▸ Goal of the exercise: Looking through the listing, how many of its lines hold the word "John"? Answer with only the number.

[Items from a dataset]
%%

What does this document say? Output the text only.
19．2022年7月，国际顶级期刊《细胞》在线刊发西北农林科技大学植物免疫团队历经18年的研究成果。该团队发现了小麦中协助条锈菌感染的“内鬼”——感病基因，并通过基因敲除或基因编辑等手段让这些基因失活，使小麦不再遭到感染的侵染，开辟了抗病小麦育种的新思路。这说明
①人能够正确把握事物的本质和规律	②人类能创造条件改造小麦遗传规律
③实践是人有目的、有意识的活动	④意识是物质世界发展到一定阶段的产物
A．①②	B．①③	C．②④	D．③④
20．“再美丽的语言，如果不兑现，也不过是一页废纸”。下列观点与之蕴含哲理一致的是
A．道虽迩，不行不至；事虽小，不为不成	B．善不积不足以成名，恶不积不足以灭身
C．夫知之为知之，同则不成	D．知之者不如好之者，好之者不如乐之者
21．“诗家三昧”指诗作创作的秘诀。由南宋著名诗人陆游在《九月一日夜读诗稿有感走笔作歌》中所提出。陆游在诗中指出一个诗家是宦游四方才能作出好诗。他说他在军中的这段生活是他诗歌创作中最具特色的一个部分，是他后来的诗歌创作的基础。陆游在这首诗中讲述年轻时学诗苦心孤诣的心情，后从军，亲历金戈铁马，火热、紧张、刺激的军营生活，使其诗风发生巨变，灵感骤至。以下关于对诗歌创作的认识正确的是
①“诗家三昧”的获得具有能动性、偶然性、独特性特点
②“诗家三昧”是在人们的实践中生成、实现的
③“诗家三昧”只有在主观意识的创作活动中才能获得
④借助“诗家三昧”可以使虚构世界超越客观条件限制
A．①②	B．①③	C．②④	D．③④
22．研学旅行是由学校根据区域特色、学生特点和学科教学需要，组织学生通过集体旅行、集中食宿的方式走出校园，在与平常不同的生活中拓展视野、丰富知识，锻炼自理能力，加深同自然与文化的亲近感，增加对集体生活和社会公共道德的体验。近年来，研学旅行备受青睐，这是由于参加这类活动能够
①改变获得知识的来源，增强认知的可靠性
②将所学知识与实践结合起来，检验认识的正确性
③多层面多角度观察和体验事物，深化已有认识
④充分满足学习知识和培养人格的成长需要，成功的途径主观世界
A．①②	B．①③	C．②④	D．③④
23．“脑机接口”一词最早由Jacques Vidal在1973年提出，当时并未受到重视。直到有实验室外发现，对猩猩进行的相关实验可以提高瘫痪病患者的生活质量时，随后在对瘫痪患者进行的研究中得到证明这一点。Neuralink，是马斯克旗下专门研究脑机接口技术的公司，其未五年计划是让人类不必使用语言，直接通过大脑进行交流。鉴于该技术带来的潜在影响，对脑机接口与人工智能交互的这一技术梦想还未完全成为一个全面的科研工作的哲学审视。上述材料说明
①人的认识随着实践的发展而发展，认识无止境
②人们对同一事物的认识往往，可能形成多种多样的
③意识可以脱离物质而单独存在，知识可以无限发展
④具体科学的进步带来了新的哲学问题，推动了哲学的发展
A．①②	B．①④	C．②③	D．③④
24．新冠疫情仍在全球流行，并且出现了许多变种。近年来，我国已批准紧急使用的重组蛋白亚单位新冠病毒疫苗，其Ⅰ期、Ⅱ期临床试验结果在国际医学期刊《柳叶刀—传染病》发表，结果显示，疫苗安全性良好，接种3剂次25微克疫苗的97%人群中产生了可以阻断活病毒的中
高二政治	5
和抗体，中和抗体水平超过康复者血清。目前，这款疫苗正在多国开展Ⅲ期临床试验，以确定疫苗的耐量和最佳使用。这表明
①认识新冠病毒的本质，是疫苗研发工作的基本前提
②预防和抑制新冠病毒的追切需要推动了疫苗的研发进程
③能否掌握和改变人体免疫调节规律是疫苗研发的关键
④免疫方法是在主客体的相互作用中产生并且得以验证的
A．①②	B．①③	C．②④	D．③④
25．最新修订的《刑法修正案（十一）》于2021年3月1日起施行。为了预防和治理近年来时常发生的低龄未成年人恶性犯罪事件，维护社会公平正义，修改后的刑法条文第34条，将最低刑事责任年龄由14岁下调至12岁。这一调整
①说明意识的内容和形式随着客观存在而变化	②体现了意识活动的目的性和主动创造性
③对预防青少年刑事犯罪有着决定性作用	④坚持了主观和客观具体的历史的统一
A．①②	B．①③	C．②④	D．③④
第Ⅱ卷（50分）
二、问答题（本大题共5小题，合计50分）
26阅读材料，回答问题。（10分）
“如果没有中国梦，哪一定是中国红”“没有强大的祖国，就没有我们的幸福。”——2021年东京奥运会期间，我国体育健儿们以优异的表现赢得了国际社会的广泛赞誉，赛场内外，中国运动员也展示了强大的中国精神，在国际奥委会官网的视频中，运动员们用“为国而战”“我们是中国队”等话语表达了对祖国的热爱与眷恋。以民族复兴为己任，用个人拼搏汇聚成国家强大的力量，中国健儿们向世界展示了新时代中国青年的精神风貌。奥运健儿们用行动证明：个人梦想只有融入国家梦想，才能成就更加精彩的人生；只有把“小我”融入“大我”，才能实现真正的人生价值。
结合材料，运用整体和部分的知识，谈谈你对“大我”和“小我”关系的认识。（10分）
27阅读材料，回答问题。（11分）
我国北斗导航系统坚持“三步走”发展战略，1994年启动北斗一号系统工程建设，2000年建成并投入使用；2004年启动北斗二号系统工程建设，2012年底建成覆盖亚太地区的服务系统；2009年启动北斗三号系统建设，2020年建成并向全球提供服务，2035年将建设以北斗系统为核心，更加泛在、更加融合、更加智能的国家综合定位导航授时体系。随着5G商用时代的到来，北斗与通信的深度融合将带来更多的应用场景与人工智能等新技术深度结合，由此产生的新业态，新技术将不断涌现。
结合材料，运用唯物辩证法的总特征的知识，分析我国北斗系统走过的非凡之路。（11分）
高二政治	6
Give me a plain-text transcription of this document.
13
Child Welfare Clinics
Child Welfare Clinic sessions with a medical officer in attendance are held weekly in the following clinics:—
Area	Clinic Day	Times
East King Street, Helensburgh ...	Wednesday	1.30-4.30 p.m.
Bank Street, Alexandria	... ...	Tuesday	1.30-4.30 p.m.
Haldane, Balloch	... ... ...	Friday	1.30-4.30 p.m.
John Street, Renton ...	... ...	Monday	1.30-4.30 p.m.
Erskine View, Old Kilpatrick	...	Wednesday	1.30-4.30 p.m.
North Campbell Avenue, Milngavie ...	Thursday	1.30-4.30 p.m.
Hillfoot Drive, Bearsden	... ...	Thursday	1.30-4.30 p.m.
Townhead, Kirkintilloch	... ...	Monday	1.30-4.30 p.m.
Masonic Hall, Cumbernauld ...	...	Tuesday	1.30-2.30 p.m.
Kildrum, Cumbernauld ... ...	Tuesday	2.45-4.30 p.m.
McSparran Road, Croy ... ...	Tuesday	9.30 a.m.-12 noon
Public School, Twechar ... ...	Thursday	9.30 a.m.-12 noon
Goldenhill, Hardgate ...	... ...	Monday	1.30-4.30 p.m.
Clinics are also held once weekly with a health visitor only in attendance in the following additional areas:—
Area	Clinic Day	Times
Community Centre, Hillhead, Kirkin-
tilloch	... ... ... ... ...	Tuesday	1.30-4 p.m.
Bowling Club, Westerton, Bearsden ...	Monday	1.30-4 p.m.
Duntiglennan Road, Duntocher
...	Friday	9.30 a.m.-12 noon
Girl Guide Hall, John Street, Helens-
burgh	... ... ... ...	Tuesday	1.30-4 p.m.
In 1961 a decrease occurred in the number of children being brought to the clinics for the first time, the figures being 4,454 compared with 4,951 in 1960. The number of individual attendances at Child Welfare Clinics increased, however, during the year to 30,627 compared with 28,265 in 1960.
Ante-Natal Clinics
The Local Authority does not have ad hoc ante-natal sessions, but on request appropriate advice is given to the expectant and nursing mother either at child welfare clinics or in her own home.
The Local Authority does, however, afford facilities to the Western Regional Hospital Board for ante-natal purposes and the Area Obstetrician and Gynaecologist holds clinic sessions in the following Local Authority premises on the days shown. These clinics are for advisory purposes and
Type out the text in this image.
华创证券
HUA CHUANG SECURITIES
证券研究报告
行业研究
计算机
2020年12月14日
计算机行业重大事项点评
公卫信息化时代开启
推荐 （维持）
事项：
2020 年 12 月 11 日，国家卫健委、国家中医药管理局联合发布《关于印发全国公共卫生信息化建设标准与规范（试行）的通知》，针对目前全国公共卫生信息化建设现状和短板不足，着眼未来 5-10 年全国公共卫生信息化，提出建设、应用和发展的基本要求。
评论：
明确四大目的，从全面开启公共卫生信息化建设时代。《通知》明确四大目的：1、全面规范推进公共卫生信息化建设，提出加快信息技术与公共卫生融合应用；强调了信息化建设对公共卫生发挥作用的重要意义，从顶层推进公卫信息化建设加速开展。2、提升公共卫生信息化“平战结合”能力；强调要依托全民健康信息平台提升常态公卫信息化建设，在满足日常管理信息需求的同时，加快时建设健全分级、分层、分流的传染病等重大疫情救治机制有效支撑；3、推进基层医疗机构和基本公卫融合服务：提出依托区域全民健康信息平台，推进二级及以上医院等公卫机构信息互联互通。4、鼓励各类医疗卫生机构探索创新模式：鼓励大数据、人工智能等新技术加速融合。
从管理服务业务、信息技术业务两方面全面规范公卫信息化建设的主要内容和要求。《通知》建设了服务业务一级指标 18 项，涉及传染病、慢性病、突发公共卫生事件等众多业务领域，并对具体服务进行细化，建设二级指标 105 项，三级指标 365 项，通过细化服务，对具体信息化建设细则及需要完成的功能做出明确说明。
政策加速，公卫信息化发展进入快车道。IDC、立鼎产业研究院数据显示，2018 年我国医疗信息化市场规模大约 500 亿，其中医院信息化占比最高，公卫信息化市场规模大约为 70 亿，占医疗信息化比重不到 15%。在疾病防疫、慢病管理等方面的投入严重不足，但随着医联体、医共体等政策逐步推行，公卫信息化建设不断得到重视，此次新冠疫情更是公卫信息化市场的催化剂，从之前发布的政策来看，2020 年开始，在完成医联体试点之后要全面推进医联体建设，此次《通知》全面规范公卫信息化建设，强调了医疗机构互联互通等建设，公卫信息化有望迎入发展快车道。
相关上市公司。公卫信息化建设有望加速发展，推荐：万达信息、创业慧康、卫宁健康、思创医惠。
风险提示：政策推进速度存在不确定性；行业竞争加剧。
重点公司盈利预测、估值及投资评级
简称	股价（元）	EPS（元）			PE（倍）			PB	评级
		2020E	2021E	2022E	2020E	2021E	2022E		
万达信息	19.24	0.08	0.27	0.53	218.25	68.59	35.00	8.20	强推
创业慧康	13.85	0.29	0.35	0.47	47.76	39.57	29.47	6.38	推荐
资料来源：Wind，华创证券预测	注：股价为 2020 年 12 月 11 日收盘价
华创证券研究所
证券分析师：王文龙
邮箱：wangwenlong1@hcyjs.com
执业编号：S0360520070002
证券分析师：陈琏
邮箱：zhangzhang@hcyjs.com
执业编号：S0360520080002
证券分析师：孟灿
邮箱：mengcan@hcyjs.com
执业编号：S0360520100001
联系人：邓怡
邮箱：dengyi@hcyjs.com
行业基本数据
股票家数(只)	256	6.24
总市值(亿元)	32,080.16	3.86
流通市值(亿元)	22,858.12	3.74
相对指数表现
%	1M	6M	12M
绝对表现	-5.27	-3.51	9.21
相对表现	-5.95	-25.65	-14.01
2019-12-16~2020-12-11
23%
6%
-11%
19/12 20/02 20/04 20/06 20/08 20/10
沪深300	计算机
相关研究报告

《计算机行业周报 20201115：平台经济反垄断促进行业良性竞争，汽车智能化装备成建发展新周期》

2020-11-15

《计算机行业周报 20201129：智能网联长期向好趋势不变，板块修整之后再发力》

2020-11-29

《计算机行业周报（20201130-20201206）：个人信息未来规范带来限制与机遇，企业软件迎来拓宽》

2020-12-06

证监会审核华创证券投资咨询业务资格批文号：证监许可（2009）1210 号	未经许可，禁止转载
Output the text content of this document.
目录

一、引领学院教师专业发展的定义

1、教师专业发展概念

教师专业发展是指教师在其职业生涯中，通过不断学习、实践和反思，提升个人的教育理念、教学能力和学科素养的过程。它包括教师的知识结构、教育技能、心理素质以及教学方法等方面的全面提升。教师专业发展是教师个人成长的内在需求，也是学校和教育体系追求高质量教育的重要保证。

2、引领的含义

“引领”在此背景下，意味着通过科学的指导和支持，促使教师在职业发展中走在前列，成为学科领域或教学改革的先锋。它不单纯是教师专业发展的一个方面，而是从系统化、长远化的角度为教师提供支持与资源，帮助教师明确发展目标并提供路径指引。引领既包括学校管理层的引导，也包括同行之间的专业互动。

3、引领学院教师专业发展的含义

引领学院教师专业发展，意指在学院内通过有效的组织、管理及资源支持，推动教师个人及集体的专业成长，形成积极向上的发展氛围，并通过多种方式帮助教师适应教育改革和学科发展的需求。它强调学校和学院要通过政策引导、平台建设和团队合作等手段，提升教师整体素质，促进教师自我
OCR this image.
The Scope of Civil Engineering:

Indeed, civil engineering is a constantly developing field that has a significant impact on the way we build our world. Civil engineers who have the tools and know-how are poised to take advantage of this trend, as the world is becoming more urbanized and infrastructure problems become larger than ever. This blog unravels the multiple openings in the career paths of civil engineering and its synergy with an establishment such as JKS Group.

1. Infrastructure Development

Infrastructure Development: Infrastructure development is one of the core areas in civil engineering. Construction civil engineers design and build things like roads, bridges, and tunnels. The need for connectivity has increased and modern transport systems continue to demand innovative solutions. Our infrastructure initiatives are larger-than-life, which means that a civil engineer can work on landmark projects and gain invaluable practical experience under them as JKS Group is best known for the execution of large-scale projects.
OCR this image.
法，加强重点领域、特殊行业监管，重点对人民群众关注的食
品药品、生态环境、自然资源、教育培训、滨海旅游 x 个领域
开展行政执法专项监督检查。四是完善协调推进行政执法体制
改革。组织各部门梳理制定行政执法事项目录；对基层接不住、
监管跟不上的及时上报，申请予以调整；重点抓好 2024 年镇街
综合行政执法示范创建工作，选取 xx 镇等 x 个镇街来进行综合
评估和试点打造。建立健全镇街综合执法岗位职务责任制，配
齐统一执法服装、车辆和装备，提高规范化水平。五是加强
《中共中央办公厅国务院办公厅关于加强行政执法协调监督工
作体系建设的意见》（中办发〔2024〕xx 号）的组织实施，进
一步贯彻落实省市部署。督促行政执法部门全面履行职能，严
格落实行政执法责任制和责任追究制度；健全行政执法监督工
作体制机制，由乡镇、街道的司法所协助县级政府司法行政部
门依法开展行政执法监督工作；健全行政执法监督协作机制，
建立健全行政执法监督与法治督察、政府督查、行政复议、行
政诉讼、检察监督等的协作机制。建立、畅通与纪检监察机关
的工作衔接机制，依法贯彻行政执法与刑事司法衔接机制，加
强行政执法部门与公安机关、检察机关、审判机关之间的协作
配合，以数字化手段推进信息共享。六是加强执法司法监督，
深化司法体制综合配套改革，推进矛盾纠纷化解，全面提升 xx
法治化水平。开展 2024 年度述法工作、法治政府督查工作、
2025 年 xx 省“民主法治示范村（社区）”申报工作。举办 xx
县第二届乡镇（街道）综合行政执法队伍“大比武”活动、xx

%%

▸ Result of the task: 2